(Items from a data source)
%%
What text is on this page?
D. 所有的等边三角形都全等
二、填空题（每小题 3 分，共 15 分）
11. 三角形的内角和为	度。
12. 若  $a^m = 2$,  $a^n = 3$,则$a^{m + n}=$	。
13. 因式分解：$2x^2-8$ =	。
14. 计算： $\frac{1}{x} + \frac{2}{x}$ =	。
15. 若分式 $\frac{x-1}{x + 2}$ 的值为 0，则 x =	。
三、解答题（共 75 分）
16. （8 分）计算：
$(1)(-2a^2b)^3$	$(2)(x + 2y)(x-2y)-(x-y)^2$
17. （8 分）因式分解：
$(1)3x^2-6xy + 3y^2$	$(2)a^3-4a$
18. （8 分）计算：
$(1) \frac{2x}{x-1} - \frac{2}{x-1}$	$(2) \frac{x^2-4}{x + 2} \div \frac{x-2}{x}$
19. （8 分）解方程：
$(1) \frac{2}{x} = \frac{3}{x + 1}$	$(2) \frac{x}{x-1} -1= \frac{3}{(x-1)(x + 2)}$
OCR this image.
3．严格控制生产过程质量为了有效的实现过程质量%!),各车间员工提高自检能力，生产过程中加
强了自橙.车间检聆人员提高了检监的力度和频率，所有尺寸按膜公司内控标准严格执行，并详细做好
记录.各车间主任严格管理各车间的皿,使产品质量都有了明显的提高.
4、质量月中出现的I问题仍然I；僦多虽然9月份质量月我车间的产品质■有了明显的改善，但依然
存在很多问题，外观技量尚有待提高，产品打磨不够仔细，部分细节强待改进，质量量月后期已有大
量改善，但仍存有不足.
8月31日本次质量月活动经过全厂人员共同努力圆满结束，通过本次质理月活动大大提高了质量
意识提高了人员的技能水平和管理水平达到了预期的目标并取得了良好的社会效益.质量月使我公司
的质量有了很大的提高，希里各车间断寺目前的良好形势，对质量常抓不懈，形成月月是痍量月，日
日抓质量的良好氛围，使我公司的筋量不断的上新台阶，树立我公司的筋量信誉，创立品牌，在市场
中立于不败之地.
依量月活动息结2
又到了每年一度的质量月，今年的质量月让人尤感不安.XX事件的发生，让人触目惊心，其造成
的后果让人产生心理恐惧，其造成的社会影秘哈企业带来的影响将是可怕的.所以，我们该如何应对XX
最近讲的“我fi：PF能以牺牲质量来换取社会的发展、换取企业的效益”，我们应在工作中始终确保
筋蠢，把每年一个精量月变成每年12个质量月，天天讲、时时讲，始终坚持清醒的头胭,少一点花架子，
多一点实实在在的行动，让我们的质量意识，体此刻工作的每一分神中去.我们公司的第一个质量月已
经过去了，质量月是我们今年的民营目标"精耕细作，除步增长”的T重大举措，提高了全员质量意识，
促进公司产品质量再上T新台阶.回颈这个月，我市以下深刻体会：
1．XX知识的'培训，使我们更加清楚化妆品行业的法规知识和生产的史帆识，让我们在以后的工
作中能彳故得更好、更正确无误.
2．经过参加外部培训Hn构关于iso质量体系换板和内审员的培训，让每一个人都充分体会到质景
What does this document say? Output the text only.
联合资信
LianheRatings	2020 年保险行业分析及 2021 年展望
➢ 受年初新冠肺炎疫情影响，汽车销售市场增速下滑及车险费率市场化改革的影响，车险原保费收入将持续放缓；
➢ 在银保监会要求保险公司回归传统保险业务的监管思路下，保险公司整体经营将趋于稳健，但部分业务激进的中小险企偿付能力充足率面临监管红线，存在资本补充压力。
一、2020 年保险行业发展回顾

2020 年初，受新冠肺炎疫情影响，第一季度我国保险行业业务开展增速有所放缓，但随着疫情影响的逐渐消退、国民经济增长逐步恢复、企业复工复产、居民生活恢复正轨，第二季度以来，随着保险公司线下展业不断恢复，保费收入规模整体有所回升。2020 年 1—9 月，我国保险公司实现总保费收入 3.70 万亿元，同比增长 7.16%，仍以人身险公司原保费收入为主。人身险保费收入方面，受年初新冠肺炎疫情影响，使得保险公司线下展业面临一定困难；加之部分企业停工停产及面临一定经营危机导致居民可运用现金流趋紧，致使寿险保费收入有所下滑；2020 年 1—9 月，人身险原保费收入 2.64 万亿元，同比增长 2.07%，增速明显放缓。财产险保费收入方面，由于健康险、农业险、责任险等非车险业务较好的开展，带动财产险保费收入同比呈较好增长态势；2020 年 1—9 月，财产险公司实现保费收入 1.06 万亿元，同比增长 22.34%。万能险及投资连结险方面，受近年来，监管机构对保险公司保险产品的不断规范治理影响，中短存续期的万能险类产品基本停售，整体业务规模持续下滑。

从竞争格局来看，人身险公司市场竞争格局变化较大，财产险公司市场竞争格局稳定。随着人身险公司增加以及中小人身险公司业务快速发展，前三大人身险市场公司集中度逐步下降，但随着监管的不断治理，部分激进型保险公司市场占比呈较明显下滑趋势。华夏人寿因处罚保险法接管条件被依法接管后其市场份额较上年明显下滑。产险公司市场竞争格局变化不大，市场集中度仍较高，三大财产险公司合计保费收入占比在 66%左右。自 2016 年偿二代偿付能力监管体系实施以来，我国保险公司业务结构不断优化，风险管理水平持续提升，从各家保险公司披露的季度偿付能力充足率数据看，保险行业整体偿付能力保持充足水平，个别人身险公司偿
%%
→ **WORK REQUIRED**:
Within the entries above, work out how many lines contain the word "this". The number alone is the answer.

→ **EXPECTED OUTPUT**:
3